STATED TASK: Read the records and gather each line that includes "pakovanje".

Start of MATERIAL PROVIDED

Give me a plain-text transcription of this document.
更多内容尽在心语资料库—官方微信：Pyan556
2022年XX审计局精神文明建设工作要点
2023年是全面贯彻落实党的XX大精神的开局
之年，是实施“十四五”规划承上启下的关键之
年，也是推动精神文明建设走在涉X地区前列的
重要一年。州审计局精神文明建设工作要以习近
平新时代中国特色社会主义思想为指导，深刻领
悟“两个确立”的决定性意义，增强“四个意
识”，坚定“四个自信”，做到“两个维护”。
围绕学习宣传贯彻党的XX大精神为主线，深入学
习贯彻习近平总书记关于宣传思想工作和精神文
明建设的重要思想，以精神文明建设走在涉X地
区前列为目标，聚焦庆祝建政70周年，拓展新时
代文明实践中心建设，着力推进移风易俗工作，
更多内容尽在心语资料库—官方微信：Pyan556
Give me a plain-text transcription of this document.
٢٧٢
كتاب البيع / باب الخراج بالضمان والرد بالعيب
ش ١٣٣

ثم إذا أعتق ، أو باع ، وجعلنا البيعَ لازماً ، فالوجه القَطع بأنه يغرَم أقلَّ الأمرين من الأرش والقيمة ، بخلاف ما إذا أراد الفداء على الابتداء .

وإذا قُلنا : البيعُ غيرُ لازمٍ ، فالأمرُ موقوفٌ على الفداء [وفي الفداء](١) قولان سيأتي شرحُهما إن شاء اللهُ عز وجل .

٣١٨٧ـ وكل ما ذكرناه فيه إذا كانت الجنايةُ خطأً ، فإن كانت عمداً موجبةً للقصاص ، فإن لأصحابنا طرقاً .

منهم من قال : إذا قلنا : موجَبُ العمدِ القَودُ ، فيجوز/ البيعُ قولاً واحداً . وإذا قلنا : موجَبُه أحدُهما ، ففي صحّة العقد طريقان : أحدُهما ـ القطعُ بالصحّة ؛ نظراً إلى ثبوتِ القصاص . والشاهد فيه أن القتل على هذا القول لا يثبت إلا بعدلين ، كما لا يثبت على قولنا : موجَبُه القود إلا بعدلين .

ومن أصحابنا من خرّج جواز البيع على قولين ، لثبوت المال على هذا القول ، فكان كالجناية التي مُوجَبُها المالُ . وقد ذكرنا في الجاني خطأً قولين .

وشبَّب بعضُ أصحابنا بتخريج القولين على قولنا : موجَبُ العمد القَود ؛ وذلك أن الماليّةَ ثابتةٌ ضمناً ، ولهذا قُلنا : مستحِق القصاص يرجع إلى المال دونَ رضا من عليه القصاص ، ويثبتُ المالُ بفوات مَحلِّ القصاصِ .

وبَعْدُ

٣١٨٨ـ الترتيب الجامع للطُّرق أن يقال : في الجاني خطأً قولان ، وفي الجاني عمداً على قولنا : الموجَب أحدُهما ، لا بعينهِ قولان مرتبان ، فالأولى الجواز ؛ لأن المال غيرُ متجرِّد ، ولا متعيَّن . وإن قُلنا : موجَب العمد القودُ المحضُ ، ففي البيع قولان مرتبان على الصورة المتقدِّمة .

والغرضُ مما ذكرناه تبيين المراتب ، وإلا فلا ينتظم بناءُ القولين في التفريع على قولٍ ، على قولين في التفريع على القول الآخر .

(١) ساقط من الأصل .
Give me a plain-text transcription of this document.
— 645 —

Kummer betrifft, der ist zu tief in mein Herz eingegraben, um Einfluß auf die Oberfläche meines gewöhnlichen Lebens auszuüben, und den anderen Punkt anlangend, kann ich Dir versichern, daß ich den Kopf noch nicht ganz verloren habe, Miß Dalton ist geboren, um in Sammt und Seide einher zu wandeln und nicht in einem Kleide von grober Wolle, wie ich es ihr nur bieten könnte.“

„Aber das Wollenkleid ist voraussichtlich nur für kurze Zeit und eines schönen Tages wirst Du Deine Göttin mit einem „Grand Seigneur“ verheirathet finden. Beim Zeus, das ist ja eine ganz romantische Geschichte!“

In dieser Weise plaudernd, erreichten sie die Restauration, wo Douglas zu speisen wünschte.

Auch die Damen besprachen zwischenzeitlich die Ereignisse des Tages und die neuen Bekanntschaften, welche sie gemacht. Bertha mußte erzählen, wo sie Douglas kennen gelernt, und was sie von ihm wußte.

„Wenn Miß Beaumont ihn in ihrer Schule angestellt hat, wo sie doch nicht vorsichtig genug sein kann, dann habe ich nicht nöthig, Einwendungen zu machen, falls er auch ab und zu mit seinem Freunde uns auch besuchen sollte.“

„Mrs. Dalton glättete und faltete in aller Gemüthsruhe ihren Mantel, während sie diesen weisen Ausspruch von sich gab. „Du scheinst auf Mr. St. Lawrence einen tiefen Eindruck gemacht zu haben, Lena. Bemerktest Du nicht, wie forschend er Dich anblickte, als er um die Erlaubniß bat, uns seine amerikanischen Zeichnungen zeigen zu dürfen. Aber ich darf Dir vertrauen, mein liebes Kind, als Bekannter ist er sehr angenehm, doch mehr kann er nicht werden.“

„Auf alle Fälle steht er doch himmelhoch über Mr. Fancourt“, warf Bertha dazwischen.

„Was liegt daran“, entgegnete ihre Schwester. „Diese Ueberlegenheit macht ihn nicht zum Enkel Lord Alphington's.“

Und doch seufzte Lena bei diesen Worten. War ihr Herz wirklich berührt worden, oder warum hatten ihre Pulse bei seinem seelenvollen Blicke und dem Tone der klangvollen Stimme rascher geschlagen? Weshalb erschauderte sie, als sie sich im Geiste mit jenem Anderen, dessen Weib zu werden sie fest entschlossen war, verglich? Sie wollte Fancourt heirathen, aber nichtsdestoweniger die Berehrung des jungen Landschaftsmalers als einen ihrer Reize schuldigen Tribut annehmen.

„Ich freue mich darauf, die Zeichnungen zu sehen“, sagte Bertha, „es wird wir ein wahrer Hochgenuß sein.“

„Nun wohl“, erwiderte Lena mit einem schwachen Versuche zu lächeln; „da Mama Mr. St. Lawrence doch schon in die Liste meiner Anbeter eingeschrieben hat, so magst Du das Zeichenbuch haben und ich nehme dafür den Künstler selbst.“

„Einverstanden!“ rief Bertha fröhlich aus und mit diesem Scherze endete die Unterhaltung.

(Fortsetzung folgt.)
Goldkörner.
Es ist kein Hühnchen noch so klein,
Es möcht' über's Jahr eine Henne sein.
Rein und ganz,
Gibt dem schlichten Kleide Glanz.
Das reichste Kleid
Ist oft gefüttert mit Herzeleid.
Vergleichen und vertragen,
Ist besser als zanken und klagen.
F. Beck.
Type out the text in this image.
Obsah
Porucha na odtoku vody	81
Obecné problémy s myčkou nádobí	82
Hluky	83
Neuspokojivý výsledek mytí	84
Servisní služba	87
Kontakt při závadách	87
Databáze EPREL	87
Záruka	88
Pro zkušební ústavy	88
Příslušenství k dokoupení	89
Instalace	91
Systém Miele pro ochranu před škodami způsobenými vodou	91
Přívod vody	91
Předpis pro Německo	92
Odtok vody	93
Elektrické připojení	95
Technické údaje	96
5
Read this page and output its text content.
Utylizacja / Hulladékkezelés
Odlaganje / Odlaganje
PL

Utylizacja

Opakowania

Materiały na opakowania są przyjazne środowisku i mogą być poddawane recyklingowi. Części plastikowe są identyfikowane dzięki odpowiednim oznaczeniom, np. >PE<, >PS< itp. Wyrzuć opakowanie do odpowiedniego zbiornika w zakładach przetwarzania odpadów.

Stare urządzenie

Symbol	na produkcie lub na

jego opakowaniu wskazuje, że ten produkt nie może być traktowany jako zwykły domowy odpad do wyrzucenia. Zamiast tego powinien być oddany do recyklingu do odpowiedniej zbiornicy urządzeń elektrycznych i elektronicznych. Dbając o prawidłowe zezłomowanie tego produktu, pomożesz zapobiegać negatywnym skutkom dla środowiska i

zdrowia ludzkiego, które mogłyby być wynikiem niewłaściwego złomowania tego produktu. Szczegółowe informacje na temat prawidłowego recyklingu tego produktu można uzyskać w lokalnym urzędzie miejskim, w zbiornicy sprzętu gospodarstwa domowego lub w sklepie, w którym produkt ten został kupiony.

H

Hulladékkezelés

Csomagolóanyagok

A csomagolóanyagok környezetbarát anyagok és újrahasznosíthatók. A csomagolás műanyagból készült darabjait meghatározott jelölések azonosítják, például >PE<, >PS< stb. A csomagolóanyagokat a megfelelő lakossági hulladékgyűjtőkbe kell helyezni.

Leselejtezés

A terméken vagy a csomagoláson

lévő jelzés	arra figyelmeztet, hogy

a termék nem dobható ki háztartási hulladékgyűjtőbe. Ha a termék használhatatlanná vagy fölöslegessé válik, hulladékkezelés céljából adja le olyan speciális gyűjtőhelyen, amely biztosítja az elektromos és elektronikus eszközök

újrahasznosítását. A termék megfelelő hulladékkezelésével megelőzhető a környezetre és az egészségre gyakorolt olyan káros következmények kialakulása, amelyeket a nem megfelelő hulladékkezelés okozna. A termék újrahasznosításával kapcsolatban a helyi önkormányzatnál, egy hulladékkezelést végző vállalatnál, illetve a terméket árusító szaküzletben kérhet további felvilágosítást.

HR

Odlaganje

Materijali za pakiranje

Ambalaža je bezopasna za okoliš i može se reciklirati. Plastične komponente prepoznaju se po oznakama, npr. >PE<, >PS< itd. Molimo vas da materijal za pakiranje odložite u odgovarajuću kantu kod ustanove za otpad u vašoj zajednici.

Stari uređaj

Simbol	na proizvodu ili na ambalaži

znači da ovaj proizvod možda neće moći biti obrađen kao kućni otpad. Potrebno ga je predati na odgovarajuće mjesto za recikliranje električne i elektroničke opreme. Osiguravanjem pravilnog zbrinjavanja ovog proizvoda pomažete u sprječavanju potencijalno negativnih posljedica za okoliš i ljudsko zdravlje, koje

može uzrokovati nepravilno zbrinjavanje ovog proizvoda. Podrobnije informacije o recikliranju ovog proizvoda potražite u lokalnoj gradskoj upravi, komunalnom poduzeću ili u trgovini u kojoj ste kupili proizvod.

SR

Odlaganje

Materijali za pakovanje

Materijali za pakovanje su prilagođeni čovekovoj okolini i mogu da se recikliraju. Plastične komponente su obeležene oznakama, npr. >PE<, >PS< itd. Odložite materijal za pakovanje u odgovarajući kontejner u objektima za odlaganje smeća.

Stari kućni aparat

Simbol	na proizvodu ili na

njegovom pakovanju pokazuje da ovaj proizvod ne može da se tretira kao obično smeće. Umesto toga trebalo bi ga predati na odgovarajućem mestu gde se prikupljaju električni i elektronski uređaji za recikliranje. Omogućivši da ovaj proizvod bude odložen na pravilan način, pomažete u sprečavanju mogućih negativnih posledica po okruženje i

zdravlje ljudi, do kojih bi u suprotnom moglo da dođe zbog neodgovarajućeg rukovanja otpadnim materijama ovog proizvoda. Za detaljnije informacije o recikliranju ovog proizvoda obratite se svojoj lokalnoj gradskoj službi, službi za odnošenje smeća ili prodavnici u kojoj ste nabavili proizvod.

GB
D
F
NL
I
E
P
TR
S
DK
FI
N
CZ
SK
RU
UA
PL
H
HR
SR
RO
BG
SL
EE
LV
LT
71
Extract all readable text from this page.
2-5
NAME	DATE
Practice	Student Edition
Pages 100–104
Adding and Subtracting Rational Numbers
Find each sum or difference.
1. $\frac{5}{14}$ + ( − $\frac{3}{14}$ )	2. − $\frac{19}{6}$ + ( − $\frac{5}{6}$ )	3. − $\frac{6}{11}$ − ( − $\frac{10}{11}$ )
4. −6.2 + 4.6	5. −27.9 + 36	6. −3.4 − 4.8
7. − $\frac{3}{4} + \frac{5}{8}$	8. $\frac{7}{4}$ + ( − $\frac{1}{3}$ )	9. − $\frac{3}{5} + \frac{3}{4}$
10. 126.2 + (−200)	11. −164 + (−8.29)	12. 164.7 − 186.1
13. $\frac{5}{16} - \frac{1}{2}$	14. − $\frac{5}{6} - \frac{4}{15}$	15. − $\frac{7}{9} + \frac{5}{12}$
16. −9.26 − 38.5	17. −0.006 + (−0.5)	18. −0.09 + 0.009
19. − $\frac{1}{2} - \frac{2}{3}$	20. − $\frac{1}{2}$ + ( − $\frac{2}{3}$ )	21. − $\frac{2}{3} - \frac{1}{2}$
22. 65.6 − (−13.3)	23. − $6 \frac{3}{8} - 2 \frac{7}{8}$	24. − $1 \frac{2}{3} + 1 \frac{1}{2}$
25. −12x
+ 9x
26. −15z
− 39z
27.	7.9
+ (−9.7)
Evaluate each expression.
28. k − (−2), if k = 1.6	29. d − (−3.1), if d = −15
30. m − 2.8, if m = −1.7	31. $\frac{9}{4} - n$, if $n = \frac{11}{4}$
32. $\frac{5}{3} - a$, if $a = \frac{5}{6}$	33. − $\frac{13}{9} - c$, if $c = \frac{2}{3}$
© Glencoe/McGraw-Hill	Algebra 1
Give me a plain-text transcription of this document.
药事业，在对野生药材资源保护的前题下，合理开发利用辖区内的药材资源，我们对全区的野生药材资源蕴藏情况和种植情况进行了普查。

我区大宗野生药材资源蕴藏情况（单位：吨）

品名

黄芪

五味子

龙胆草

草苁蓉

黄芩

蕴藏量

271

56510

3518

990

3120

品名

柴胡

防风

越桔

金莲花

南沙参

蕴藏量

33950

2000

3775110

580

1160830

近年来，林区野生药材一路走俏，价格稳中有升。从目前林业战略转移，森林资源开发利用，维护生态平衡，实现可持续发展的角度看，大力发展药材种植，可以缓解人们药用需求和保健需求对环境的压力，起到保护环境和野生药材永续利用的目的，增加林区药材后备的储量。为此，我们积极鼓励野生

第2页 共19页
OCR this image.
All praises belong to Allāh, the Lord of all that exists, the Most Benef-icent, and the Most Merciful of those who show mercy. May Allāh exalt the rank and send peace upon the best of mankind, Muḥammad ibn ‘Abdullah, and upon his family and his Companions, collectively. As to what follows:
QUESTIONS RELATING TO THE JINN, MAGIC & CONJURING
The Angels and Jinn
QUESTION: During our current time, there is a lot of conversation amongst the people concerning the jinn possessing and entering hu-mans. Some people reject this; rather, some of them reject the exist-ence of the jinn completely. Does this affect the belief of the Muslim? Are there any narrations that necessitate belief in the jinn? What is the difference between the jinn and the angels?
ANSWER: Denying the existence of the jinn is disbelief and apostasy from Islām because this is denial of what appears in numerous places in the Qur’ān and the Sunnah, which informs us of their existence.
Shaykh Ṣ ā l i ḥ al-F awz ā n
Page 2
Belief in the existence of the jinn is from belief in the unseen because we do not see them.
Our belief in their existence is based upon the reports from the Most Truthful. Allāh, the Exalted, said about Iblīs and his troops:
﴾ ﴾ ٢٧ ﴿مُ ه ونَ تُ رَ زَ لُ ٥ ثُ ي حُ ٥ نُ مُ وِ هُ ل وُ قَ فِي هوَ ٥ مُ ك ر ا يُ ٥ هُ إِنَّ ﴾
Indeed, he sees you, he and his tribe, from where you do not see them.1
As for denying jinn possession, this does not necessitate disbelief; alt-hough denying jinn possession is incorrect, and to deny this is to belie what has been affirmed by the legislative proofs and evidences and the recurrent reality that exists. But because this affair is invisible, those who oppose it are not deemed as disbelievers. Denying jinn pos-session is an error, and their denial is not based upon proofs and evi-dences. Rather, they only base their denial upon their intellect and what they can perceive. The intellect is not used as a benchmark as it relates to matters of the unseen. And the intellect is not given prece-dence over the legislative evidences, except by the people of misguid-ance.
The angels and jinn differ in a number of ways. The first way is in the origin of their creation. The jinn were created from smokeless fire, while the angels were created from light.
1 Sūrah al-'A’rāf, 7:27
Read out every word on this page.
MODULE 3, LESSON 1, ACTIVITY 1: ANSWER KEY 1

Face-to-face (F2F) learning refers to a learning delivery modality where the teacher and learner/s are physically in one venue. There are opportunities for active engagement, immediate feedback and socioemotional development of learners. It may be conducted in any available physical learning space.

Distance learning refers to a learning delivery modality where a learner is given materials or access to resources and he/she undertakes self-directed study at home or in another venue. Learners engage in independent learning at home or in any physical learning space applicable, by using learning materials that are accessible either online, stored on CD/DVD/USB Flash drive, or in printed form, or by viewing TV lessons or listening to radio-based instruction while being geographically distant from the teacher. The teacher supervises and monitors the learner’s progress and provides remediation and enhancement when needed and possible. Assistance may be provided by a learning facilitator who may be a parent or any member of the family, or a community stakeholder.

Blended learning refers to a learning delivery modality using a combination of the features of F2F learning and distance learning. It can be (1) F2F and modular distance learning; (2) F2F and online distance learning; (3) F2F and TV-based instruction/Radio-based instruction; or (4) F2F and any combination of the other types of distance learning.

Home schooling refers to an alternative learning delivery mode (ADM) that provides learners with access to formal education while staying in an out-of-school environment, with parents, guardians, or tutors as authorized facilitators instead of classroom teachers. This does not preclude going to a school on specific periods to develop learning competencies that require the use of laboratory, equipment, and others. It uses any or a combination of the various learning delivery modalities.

End of MATERIAL PROVIDED

PROBLEM SOLUTION:
Materijali za pakovanje
Materijali za pakovanje su prilagođeni čovekovoj okolini i mogu da se recikliraju. Plastične komponente su obeležene oznakama, npr. >PE<, >PS< itd. Odložite materijal za pakovanje u odgovarajući kontejner u objektima za odlaganje smeća.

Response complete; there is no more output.